OBJECTIVE: Locate the string "больших" in the listing below. Copy every line where it is found.

Stored data:
--- BEGIN ---
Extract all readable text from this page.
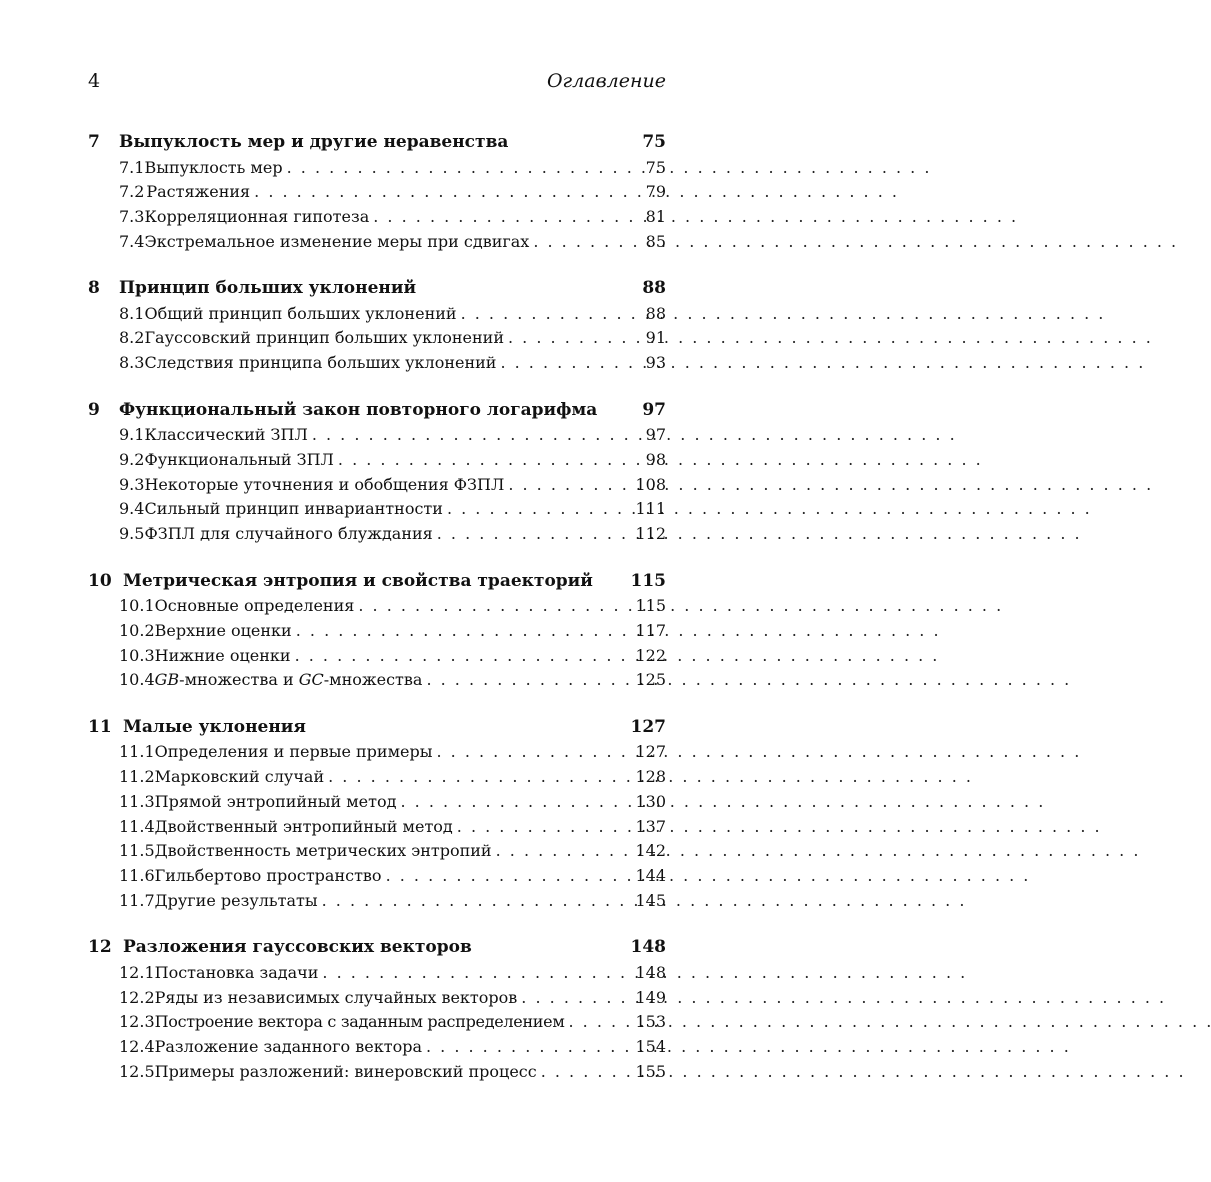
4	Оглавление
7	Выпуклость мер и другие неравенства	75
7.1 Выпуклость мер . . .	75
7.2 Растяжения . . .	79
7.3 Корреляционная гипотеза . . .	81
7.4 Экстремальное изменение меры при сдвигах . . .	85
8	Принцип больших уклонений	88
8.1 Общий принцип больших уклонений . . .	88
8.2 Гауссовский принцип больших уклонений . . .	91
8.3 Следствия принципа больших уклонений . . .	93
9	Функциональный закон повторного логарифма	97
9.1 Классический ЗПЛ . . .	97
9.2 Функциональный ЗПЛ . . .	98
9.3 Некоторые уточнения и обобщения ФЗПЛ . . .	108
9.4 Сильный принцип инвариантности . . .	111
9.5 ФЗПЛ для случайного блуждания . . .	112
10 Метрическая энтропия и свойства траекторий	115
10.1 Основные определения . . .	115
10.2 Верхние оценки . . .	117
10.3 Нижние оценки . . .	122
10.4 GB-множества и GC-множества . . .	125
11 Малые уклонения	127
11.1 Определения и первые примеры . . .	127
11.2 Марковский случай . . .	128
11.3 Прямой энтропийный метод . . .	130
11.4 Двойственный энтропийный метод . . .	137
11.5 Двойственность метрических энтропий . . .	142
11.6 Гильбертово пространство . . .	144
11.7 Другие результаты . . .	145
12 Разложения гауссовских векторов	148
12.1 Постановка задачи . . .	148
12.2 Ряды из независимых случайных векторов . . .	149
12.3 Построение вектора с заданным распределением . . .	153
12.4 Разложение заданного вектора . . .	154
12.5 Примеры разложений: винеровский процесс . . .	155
--- END ---
--- BEGIN ---
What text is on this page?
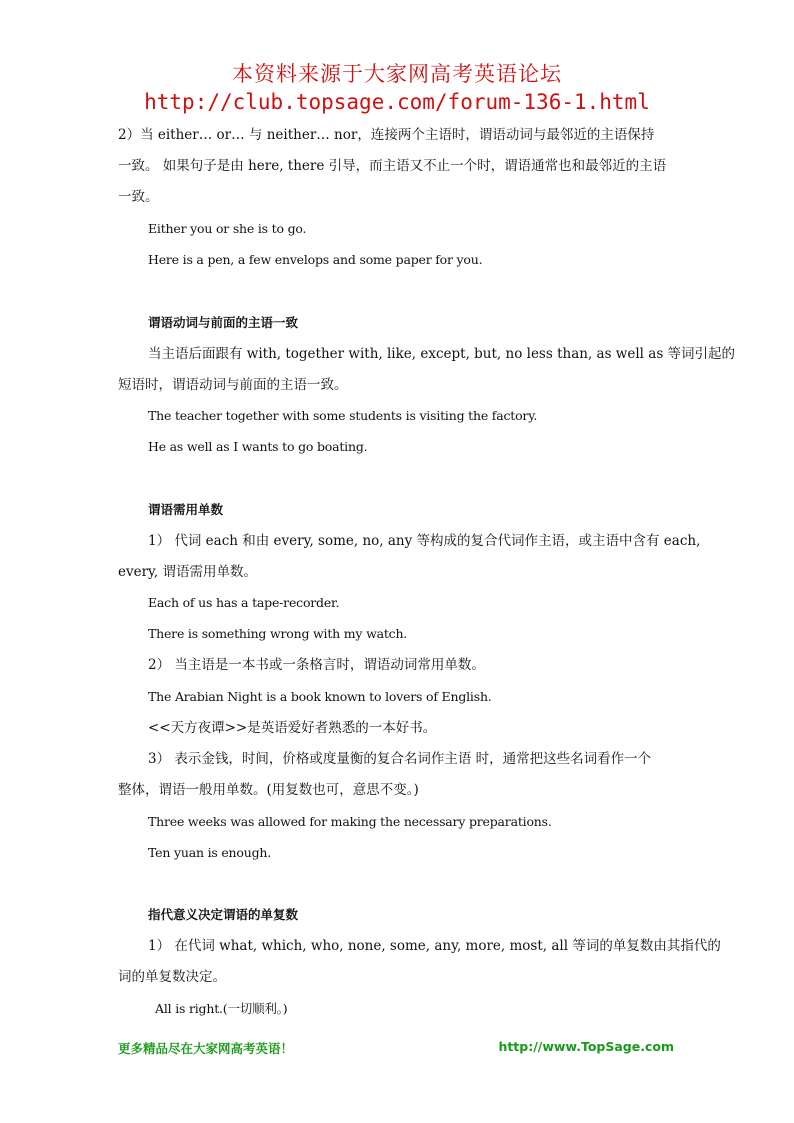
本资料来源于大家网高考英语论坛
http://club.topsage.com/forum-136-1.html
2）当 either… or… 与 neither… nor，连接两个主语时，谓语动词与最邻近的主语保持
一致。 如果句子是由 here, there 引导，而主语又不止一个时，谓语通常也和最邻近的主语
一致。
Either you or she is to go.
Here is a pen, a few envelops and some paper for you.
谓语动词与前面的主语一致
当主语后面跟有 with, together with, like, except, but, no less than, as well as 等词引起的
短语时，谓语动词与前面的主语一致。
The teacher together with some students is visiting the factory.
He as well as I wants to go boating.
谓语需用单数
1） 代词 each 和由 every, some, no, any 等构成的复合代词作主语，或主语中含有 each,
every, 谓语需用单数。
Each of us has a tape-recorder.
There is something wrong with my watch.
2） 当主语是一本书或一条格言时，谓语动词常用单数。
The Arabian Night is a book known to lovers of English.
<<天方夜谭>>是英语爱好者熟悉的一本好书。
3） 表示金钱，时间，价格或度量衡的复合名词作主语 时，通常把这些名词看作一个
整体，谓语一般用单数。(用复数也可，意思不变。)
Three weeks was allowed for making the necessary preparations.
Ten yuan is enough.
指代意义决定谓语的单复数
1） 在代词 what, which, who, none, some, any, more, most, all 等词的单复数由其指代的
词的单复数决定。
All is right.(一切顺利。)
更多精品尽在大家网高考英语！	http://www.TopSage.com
--- END ---
COMPLETE RESPONSE:
8	Принцип больших уклонений	88
8.1 Общий принцип больших уклонений . . .	88
8.2 Гауссовский принцип больших уклонений . . .	91
8.3 Следствия принципа больших уклонений . . .	93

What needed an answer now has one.